Exercise task:
Gather up every line that includes the string "localhost".

Input:
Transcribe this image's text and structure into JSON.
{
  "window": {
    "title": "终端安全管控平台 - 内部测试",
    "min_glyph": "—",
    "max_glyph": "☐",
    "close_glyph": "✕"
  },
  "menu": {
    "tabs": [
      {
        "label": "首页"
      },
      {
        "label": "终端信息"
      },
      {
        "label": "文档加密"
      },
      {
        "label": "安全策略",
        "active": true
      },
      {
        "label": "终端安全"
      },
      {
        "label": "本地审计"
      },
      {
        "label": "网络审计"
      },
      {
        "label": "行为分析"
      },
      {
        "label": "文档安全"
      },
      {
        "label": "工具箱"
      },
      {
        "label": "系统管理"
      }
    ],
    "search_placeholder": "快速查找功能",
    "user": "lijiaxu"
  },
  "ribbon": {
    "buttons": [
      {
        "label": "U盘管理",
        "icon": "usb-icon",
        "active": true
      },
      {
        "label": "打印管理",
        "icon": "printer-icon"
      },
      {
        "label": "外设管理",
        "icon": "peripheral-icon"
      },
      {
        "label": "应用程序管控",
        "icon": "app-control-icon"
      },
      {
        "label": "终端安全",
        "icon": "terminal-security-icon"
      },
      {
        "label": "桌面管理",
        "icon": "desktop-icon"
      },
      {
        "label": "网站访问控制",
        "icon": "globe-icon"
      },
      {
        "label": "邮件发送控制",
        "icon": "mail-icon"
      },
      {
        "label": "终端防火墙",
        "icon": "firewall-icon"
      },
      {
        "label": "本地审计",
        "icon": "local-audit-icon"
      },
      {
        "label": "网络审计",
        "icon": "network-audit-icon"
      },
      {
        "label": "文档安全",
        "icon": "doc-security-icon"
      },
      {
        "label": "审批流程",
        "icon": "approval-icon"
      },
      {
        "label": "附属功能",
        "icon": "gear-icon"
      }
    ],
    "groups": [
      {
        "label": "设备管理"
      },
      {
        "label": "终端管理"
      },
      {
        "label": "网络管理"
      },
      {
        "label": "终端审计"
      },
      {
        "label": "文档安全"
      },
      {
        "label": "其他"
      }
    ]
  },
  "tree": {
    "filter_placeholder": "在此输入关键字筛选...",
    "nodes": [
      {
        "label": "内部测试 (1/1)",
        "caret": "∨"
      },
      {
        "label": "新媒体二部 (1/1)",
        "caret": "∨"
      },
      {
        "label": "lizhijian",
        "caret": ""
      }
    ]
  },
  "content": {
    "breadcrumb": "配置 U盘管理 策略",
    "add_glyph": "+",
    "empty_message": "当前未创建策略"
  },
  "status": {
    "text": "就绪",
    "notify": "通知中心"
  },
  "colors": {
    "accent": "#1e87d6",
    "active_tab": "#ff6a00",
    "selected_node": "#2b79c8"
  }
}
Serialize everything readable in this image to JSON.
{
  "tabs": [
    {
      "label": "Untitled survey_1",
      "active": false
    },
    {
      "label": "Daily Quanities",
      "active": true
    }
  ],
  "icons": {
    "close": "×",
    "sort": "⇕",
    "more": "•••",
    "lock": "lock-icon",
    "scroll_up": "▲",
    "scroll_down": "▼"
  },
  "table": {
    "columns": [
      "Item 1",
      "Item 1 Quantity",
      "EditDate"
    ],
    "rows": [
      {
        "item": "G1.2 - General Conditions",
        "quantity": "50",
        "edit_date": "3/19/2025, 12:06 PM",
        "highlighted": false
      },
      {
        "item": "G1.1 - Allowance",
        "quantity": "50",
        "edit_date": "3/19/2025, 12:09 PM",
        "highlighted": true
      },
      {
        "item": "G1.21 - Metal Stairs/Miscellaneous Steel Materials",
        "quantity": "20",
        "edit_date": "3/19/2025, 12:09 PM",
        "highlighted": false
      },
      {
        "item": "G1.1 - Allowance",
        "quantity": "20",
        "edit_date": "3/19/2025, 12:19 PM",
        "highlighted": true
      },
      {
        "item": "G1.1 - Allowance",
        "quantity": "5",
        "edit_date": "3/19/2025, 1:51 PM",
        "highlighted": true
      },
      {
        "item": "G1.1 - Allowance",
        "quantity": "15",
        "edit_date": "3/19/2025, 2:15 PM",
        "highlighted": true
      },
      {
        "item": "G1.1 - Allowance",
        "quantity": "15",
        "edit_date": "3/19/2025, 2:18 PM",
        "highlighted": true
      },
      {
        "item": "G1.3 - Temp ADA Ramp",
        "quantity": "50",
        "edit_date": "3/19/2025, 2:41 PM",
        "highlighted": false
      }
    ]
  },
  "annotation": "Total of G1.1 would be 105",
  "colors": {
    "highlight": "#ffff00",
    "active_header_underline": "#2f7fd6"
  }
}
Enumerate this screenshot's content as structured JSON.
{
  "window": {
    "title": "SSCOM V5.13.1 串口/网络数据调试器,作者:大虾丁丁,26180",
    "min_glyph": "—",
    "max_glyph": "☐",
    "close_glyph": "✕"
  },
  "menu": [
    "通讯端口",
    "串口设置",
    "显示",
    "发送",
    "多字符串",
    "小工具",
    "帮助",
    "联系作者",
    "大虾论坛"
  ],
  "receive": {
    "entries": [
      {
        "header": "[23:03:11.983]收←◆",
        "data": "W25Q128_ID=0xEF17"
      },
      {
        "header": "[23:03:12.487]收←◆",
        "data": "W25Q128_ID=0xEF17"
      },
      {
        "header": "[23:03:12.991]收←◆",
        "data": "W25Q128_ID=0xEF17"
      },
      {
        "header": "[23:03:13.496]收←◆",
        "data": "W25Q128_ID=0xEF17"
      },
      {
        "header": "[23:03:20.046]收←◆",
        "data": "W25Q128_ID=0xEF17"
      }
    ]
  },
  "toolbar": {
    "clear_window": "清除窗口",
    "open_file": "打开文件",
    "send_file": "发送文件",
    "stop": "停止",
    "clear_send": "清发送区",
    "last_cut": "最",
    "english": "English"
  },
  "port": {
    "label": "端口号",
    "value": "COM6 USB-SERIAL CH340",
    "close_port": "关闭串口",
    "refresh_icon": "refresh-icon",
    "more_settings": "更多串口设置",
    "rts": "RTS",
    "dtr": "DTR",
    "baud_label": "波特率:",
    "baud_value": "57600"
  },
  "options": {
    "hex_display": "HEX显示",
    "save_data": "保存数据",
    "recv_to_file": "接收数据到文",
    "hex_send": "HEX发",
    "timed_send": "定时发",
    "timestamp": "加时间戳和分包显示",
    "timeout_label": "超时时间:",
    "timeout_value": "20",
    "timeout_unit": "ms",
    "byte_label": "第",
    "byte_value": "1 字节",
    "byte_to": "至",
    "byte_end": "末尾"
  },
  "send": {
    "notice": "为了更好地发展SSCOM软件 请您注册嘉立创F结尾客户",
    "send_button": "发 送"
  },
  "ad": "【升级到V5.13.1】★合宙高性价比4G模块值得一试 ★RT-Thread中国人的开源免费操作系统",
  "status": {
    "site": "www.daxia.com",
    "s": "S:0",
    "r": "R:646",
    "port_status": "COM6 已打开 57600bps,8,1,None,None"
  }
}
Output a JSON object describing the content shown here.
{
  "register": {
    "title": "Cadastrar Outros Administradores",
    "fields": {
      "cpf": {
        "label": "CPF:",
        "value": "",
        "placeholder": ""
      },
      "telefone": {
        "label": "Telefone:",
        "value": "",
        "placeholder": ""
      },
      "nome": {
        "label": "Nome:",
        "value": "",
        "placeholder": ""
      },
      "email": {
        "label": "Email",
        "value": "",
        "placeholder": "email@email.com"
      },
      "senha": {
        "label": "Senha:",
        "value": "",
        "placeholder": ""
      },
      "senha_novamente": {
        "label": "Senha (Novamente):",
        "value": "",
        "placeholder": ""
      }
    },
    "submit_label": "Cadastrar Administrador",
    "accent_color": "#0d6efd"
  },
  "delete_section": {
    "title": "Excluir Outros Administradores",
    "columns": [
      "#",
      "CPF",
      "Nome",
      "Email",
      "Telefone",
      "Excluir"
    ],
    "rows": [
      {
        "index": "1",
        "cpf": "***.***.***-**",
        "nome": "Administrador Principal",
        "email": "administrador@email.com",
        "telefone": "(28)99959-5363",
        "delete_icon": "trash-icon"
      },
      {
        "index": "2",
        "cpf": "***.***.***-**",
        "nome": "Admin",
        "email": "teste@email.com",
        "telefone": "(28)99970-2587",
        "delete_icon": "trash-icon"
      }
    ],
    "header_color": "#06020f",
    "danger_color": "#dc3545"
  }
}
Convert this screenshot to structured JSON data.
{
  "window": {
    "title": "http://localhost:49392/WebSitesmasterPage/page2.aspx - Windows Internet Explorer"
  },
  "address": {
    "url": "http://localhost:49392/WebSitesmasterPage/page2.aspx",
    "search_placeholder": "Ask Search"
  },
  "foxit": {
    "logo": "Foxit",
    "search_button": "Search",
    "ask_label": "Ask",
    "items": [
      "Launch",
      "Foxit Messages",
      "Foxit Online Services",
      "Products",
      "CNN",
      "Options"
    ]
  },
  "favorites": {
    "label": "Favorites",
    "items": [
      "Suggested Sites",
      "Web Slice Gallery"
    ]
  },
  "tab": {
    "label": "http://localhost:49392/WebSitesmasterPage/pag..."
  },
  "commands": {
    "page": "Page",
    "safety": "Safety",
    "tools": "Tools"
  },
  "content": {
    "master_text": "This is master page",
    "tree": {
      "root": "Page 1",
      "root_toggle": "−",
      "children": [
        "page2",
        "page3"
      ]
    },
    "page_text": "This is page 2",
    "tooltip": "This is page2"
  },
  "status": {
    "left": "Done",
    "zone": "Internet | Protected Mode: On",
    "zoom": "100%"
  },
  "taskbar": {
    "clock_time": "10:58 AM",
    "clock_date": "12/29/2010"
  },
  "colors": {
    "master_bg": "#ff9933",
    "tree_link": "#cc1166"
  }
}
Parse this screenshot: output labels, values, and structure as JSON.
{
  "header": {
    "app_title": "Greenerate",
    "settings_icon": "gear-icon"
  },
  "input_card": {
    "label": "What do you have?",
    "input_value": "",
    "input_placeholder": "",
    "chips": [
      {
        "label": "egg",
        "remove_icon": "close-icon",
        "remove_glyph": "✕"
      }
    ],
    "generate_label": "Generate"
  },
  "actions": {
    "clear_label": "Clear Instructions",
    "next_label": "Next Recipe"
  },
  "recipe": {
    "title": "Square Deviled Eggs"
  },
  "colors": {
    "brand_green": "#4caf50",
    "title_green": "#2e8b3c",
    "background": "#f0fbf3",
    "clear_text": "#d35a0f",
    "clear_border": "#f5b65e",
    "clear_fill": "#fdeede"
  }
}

Result for this task:
    "title": "http://localhost:49392/WebSitesmasterPage/page2.aspx - Windows Internet Explorer"
    "url": "http://localhost:49392/WebSitesmasterPage/page2.aspx",
    "label": "http://localhost:49392/WebSitesmasterPage/pag..."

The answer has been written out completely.